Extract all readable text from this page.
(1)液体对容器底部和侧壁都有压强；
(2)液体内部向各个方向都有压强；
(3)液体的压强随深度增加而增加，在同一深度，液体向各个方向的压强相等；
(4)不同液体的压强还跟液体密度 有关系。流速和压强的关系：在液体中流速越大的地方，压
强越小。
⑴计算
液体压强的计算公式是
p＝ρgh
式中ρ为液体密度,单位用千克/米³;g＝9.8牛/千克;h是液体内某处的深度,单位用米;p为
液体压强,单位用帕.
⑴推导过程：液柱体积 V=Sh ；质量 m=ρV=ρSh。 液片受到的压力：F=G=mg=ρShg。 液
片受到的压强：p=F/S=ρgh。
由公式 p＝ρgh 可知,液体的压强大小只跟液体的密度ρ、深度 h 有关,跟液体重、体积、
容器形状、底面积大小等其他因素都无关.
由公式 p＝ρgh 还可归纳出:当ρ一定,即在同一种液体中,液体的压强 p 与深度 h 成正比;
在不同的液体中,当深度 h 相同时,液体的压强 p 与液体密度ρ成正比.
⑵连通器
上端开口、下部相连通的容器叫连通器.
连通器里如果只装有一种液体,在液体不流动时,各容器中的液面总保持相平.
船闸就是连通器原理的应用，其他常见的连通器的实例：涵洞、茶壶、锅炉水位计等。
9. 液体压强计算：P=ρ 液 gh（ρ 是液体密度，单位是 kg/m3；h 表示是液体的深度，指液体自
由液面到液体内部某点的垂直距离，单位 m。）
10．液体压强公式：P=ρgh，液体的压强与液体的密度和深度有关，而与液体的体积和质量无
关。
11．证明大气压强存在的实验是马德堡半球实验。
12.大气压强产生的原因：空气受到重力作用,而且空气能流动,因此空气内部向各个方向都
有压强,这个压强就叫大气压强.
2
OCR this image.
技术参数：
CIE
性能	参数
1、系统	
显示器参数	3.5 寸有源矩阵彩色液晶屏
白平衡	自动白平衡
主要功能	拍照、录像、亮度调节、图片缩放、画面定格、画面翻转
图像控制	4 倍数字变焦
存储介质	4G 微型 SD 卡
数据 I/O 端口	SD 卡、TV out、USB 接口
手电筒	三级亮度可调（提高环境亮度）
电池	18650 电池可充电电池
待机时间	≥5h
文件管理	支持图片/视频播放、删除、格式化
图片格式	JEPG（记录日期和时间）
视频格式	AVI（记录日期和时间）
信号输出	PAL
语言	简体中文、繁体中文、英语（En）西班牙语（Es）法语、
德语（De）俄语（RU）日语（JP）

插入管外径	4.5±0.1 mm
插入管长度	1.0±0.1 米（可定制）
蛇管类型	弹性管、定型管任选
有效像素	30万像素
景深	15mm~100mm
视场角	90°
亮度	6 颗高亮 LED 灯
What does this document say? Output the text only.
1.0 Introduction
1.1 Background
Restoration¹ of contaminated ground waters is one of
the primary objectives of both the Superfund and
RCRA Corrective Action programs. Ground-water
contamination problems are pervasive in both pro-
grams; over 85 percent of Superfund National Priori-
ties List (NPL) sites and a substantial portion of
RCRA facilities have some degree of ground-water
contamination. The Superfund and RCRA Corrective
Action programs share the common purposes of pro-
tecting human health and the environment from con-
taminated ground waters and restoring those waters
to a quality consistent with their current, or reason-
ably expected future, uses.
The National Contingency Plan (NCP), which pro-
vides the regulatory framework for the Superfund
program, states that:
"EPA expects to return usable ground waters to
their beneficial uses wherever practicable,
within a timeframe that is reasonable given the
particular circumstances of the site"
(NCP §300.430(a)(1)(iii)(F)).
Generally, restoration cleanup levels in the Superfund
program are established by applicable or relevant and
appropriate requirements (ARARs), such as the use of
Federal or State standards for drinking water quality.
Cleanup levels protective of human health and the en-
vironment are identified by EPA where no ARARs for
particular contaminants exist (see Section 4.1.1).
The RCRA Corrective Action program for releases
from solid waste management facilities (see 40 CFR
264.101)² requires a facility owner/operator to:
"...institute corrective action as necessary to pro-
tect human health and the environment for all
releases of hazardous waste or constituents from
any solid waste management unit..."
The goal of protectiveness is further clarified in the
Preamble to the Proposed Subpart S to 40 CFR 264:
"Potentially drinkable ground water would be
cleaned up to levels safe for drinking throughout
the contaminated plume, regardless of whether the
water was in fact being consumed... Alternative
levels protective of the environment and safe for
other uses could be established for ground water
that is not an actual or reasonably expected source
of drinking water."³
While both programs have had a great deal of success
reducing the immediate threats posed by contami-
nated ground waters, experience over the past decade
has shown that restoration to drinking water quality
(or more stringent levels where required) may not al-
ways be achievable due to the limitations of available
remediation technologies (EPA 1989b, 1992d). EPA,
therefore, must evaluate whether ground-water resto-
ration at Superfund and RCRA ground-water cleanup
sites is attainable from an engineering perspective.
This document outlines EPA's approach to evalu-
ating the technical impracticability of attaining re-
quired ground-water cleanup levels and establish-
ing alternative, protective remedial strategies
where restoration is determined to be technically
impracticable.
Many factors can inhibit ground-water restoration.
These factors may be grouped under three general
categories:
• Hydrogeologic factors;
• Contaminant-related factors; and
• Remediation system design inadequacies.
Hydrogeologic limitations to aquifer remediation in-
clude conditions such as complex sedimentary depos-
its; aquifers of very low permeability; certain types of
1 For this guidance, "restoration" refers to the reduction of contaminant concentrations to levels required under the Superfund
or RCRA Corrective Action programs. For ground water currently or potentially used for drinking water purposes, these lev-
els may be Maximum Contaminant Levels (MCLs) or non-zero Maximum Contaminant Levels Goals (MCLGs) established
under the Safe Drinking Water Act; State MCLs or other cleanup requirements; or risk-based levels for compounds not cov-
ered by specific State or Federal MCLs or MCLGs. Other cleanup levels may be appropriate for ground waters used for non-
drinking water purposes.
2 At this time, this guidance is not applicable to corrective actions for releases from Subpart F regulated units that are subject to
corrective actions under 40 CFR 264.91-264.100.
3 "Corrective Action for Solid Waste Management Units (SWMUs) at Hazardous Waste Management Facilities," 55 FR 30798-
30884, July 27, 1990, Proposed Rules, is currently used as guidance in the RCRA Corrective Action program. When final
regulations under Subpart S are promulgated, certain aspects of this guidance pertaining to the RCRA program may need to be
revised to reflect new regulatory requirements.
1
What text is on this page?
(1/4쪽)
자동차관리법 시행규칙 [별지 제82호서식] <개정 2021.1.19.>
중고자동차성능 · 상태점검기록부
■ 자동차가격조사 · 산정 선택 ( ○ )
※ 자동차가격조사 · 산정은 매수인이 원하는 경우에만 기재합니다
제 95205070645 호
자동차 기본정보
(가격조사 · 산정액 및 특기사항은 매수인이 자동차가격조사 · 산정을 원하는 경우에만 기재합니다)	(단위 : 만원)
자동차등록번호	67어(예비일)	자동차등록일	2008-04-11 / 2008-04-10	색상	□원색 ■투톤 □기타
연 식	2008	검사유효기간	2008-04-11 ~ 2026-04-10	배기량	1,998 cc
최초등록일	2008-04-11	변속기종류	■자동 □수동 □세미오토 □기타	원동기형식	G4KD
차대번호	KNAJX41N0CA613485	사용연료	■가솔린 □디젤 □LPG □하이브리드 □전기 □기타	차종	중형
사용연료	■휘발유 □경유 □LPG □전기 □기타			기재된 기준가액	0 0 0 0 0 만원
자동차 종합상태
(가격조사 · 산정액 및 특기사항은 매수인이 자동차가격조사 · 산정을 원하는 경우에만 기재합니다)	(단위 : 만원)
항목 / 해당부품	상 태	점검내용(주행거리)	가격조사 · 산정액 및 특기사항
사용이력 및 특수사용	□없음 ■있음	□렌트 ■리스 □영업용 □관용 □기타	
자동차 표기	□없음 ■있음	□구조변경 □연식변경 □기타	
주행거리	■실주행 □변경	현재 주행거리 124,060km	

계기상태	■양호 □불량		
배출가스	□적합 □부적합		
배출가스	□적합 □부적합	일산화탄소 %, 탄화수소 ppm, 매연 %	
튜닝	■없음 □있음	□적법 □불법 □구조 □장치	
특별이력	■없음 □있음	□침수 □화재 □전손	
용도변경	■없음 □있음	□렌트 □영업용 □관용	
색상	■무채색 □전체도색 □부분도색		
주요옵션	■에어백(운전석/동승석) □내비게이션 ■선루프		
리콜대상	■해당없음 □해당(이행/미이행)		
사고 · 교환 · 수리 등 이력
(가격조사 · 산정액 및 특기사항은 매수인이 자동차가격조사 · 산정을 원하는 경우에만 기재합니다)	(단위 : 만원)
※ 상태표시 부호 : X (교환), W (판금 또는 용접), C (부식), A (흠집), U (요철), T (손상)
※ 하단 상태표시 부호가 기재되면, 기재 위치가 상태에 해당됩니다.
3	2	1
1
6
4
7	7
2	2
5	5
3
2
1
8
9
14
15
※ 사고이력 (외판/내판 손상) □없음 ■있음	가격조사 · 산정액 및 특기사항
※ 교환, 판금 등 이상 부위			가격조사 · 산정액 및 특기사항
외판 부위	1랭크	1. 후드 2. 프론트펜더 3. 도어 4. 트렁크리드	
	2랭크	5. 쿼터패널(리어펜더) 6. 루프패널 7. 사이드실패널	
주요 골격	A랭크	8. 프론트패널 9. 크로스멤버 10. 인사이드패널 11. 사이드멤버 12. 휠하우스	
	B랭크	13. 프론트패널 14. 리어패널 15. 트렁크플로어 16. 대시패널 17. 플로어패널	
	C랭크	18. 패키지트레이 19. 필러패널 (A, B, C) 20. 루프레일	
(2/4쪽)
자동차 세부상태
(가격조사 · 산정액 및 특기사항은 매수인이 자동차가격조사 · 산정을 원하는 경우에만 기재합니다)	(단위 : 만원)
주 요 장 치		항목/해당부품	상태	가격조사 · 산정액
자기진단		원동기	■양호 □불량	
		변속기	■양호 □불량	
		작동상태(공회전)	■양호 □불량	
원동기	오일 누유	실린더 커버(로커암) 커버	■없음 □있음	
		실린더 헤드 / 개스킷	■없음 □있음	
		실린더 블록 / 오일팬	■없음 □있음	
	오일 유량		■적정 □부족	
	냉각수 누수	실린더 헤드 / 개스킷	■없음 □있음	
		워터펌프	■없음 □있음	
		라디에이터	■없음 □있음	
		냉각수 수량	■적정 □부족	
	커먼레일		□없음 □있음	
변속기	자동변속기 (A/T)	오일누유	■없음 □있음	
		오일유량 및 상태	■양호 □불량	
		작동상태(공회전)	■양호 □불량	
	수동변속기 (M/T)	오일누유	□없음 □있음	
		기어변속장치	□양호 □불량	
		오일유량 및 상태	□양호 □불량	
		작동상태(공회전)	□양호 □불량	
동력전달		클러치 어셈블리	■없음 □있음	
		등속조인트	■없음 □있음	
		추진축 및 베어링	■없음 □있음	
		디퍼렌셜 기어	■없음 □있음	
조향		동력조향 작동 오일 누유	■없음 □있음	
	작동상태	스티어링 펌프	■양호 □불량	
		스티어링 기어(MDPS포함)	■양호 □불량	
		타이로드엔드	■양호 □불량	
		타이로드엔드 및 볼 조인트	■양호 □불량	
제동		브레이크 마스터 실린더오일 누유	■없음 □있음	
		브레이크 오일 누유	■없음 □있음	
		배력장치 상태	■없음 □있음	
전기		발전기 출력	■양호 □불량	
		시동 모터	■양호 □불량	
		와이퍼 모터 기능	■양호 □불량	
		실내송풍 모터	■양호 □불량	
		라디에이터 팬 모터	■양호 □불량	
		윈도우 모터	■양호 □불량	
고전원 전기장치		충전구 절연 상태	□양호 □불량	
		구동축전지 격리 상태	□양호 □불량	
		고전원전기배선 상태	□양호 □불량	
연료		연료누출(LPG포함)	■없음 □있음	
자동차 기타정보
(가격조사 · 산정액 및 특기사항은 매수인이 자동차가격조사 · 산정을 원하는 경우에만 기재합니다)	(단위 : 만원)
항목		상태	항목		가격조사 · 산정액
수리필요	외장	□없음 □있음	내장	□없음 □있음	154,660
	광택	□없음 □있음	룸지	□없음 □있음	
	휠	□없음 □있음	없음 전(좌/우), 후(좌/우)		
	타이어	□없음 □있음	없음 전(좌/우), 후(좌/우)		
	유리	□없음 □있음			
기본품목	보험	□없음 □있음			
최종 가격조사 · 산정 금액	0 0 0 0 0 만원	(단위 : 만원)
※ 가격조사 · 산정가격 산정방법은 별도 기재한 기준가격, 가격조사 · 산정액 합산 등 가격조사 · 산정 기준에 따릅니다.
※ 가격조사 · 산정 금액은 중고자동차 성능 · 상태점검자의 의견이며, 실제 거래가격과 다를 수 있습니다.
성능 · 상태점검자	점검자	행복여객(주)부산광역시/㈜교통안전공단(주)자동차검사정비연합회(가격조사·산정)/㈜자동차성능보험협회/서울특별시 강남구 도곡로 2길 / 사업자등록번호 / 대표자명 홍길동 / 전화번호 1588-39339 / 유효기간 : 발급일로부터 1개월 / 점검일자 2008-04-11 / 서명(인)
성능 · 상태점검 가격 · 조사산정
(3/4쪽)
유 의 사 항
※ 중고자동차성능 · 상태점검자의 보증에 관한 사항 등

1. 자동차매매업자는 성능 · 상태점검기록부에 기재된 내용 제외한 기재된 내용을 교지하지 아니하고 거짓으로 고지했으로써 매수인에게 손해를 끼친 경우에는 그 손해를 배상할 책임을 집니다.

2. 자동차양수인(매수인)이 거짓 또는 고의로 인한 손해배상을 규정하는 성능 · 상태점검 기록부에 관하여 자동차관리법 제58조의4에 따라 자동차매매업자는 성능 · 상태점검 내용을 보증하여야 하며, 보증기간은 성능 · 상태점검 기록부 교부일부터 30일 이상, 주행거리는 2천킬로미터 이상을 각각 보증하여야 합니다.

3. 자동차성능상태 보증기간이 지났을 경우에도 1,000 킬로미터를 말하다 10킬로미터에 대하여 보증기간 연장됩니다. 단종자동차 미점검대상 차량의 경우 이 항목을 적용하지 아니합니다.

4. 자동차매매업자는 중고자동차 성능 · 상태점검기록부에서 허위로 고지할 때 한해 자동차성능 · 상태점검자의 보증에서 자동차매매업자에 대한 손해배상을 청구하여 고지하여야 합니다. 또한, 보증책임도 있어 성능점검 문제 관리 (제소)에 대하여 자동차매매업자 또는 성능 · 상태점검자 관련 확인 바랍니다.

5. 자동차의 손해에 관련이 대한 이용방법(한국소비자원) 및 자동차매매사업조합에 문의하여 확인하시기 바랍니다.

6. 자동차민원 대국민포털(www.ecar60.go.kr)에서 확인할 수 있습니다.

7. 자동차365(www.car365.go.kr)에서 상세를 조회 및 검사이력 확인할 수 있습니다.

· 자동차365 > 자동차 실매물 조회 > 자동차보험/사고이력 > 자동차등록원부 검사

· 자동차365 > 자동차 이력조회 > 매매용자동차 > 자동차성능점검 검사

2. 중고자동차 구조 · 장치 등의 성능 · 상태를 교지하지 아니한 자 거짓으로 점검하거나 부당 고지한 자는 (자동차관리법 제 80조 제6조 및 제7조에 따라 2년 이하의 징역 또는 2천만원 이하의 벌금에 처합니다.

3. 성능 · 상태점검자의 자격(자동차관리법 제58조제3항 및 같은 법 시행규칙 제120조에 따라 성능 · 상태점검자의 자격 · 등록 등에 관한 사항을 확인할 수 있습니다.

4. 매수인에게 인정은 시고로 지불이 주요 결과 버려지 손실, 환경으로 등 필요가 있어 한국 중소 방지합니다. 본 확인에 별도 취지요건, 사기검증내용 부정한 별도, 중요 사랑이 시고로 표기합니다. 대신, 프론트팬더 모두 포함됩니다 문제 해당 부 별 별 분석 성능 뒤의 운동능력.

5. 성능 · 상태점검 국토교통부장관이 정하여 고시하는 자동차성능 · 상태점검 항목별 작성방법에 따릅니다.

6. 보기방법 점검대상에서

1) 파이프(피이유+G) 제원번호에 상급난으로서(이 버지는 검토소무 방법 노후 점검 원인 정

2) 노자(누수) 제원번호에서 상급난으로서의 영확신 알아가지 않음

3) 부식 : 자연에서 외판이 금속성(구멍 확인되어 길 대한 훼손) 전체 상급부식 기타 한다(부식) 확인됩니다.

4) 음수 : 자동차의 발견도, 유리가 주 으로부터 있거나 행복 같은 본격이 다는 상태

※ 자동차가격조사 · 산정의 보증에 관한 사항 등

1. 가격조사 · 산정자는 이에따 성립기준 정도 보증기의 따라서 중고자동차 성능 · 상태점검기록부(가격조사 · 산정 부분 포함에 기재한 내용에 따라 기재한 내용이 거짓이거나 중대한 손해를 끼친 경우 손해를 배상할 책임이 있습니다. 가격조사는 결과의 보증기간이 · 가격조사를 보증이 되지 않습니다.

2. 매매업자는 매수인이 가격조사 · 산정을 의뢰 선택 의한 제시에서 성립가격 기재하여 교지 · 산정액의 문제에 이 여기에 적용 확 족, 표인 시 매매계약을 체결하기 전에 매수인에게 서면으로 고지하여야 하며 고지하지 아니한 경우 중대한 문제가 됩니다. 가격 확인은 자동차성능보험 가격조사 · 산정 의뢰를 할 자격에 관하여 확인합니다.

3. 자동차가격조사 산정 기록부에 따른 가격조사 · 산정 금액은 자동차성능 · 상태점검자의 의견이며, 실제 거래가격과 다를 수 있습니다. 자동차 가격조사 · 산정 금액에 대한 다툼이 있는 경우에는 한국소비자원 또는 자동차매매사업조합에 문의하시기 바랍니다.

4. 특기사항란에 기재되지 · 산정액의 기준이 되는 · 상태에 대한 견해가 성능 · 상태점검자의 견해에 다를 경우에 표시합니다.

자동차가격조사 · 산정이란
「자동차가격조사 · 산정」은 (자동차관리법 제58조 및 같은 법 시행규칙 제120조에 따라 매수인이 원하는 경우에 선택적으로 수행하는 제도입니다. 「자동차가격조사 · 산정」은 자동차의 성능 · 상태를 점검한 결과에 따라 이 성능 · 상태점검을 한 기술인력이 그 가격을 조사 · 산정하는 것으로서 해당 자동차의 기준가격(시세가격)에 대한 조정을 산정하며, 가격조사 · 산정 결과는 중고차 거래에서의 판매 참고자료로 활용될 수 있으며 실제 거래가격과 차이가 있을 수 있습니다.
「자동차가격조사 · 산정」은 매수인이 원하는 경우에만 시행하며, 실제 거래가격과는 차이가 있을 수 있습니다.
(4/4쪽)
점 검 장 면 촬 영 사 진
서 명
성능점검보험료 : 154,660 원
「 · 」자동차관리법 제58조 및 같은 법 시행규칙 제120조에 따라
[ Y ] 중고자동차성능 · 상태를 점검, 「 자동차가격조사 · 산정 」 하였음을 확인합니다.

=======

Requirements ▸ Filter the data for the string "자동차관리법" and copy every line that has it.

Answer to this exercise ▸
자동차관리법 시행규칙 [별지 제82호서식] <개정 2021.1.19.>
2. 자동차양수인(매수인)이 거짓 또는 고의로 인한 손해배상을 규정하는 성능 · 상태점검 기록부에 관하여 자동차관리법 제58조의4에 따라 자동차매매업자는 성능 · 상태점검 내용을 보증하여야 하며, 보증기간은 성능 · 상태점검 기록부 교부일부터 30일 이상, 주행거리는 2천킬로미터 이상을 각각 보증하여야 합니다.
2. 중고자동차 구조 · 장치 등의 성능 · 상태를 교지하지 아니한 자 거짓으로 점검하거나 부당 고지한 자는 (자동차관리법 제 80조 제6조 및 제7조에 따라 2년 이하의 징역 또는 2천만원 이하의 벌금에 처합니다.
3. 성능 · 상태점검자의 자격(자동차관리법 제58조제3항 및 같은 법 시행규칙 제120조에 따라 성능 · 상태점검자의 자격 · 등록 등에 관한 사항을 확인할 수 있습니다.
「자동차가격조사 · 산정」은 (자동차관리법 제58조 및 같은 법 시행규칙 제120조에 따라 매수인이 원하는 경우에 선택적으로 수행하는 제도입니다. 「자동차가격조사 · 산정」은 자동차의 성능 · 상태를 점검한 결과에 따라 이 성능 · 상태점검을 한 기술인력이 그 가격을 조사 · 산정하는 것으로서 해당 자동차의 기준가격(시세가격)에 대한 조정을 산정하며, 가격조사 · 산정 결과는 중고차 거래에서의 판매 참고자료로 활용될 수 있으며 실제 거래가격과 차이가 있을 수 있습니다.
「 · 」자동차관리법 제58조 및 같은 법 시행규칙 제120조에 따라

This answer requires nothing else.